**Work to complete**:
Skip every image and restate the data word for word.
__________________________________________________
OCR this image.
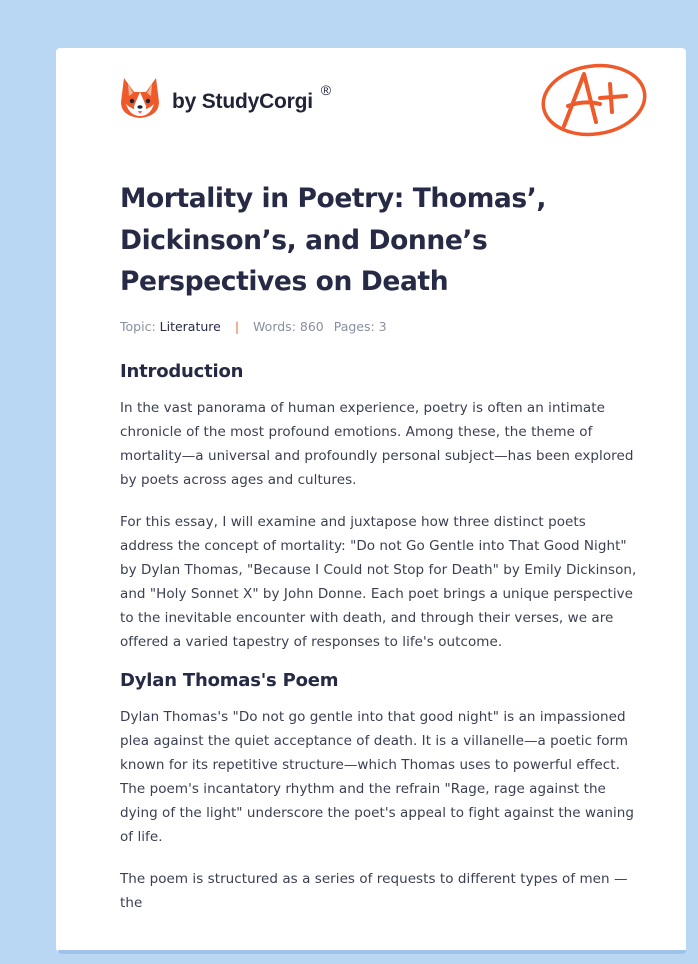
by StudyCorgi ®
Mortality in Poetry: Thomas’, Dickinson’s, and Donne’s Perspectives on Death
Topic: Literature | Words: 860 Pages: 3
Introduction

In the vast panorama of human experience, poetry is often an intimate chronicle of the most profound emotions. Among these, the theme of mortality—a universal and profoundly personal subject—has been explored by poets across ages and cultures.

For this essay, I will examine and juxtapose how three distinct poets address the concept of mortality: "Do not Go Gentle into That Good Night" by Dylan Thomas, "Because I Could not Stop for Death" by Emily Dickinson, and "Holy Sonnet X" by John Donne. Each poet brings a unique perspective to the inevitable encounter with death, and through their verses, we are offered a varied tapestry of responses to life's outcome.

Dylan Thomas's Poem

Dylan Thomas's "Do not go gentle into that good night" is an impassioned plea against the quiet acceptance of death. It is a villanelle—a poetic form known for its repetitive structure—which Thomas uses to powerful effect. The poem's incantatory rhythm and the refrain "Rage, rage against the dying of the light" underscore the poet's appeal to fight against the waning of life.

The poem is structured as a series of requests to different types of men —the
__________________________________________________
**Task answer**:
OCR this image.
by StudyCorgi ®
Mortality in Poetry: Thomas’, Dickinson’s, and Donne’s Perspectives on Death
Topic: Literature | Words: 860 Pages: 3
Introduction

In the vast panorama of human experience, poetry is often an intimate chronicle of the most profound emotions. Among these, the theme of mortality—a universal and profoundly personal subject—has been explored by poets across ages and cultures.

For this essay, I will examine and juxtapose how three distinct poets address the concept of mortality: "Do not Go Gentle into That Good Night" by Dylan Thomas, "Because I Could not Stop for Death" by Emily Dickinson, and "Holy Sonnet X" by John Donne. Each poet brings a unique perspective to the inevitable encounter with death, and through their verses, we are offered a varied tapestry of responses to life's outcome.

Dylan Thomas's Poem

Dylan Thomas's "Do not go gentle into that good night" is an impassioned plea against the quiet acceptance of death. It is a villanelle—a poetic form known for its repetitive structure—which Thomas uses to powerful effect. The poem's incantatory rhythm and the refrain "Rage, rage against the dying of the light" underscore the poet's appeal to fight against the waning of life.

The poem is structured as a series of requests to different types of men —the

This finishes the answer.